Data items
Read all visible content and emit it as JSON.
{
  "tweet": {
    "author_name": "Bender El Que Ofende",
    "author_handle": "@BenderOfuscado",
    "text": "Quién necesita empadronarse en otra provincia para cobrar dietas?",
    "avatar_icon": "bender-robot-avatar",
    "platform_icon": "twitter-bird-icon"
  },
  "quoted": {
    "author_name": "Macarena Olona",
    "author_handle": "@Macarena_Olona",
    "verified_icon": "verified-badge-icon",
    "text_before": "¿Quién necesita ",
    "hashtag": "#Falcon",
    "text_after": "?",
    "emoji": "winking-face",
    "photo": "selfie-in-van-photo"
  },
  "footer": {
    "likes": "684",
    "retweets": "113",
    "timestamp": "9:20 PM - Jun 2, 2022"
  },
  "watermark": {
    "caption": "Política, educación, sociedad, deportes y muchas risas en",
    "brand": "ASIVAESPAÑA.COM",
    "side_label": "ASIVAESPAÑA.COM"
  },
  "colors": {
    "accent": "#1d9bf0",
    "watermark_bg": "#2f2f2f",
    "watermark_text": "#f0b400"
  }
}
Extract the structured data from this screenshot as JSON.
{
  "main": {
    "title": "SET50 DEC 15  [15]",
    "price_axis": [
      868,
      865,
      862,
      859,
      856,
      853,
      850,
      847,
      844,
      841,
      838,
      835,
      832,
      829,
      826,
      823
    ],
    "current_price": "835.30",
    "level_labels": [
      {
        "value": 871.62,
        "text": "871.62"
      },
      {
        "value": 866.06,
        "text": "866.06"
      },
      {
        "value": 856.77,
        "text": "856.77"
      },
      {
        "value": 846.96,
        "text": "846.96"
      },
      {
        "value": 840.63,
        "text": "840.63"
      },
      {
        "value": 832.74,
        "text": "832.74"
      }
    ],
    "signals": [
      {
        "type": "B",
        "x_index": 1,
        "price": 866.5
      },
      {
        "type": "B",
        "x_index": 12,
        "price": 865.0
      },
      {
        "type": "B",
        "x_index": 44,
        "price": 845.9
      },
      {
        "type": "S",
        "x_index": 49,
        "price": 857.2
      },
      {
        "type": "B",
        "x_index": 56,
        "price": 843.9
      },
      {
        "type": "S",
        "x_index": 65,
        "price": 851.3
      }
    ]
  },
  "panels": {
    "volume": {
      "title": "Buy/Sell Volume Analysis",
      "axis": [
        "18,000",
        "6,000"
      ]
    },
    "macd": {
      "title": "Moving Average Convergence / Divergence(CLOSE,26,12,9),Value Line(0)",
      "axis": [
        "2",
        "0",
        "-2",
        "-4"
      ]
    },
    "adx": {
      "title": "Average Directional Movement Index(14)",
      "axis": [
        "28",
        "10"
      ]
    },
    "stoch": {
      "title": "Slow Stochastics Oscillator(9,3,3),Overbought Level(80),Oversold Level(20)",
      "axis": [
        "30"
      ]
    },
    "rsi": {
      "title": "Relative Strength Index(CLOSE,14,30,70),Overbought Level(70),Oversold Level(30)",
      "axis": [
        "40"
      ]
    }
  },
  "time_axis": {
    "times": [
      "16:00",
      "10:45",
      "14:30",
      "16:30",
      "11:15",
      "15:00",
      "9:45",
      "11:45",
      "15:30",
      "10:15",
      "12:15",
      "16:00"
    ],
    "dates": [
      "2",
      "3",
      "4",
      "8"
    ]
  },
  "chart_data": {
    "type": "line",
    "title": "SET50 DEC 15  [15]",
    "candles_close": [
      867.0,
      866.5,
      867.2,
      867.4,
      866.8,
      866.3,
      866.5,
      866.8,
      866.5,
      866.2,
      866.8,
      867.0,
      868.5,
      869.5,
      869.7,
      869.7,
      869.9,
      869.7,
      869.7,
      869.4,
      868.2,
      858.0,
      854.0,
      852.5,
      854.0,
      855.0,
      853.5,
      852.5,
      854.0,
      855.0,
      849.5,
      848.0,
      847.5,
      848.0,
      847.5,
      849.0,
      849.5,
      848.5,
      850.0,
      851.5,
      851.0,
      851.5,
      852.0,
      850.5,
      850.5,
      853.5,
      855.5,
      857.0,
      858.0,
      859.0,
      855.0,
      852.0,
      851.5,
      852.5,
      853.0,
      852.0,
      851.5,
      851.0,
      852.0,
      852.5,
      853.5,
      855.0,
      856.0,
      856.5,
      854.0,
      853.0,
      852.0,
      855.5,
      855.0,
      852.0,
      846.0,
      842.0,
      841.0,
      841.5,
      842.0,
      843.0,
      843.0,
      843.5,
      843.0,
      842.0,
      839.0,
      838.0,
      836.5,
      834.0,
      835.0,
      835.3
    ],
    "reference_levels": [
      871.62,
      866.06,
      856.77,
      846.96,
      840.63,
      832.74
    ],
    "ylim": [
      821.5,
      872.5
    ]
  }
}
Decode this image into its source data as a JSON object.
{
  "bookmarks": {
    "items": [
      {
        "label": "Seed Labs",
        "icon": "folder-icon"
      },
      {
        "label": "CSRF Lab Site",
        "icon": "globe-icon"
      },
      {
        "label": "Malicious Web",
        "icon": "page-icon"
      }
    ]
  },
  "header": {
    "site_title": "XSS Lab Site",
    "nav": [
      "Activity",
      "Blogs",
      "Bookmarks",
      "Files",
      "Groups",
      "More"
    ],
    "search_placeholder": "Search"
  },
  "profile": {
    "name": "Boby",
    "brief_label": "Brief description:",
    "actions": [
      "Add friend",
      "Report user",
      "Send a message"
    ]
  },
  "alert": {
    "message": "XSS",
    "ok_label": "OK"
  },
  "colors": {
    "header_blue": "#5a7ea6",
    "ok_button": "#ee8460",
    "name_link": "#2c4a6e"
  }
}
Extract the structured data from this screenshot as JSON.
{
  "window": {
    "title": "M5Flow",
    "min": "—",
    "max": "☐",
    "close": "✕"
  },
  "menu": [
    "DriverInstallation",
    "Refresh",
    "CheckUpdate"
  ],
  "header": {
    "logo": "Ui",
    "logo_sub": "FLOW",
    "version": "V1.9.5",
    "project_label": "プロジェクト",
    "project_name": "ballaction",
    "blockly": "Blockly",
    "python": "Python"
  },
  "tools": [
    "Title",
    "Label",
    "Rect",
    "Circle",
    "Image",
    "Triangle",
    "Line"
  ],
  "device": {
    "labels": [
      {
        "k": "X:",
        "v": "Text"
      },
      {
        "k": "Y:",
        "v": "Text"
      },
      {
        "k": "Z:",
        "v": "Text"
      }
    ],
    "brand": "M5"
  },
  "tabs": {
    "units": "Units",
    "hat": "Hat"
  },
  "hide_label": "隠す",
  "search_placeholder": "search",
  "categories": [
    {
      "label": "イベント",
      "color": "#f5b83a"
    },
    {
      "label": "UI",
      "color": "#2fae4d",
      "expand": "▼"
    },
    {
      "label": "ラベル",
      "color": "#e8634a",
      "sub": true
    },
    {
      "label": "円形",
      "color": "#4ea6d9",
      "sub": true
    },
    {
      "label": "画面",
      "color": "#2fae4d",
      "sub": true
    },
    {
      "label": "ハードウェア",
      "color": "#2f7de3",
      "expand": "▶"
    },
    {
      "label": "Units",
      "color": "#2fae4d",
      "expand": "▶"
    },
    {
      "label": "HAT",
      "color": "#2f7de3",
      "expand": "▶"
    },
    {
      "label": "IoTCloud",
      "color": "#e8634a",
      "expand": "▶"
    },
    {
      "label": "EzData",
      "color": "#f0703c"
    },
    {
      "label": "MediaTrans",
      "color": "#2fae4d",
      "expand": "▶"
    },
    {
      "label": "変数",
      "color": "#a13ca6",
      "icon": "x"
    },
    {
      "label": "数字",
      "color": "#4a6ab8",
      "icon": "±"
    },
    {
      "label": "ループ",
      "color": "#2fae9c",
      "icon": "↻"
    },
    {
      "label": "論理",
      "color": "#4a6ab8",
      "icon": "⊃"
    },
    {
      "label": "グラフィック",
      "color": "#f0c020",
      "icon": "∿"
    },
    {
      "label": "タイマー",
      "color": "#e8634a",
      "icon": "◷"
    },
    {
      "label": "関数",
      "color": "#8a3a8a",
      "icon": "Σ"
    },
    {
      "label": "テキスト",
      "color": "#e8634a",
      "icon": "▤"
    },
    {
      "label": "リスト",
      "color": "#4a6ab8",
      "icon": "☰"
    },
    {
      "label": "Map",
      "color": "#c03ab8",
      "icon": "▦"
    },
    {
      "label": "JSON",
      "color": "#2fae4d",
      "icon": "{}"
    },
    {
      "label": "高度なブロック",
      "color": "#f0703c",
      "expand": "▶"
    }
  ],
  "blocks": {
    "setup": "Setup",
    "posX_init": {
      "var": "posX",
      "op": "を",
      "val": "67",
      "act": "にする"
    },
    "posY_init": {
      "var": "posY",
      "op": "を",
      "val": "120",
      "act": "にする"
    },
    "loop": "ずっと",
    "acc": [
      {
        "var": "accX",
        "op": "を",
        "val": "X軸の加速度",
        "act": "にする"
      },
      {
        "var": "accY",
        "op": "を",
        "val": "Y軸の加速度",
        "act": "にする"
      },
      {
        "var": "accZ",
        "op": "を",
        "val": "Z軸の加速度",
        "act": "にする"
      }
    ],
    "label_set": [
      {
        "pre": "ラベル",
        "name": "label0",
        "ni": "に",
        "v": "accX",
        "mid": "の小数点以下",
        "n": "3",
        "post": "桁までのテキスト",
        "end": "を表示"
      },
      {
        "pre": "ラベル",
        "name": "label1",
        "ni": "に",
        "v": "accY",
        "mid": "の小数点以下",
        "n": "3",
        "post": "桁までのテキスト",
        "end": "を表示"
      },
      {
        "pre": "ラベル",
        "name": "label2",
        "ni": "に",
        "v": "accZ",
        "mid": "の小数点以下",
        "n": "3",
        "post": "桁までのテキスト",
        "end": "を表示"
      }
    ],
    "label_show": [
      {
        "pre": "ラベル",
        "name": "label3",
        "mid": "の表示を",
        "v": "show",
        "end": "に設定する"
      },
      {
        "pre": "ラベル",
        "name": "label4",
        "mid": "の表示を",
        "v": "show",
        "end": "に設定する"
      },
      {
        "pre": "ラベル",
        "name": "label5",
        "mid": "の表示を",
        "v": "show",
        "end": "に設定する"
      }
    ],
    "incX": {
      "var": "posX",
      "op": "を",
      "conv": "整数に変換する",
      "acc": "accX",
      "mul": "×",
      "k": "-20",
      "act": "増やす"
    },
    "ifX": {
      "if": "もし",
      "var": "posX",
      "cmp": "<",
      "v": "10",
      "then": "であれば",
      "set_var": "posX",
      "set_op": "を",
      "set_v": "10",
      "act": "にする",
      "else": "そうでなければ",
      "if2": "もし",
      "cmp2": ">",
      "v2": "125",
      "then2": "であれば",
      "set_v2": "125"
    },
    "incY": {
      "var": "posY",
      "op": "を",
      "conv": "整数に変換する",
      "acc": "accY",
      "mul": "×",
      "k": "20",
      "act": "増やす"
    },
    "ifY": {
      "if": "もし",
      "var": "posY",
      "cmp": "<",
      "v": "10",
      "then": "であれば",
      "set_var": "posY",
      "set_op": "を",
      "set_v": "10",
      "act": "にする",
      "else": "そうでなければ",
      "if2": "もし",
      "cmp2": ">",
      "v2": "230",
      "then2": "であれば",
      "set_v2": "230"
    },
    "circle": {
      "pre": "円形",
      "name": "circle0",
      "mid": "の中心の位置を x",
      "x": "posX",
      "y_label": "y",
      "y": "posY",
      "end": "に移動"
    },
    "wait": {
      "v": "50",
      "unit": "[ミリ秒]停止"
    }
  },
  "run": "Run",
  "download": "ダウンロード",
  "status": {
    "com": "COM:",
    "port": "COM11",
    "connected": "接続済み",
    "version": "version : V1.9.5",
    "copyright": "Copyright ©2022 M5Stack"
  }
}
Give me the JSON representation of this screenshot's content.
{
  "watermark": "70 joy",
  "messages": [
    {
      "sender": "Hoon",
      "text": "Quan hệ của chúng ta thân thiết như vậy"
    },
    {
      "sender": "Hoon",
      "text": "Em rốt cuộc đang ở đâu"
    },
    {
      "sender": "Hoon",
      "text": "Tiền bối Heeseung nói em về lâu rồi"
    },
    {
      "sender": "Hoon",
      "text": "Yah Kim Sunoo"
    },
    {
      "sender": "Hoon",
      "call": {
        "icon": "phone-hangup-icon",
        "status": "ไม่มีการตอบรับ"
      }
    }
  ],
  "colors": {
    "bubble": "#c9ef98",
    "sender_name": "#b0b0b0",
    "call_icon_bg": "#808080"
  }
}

- **Aim**
In the entries above, find every line holding the word "ASIVAESPAÑA" and copy it out.

- **Solution for this problem**
    "brand": "ASIVAESPAÑA.COM",
    "side_label": "ASIVAESPAÑA.COM"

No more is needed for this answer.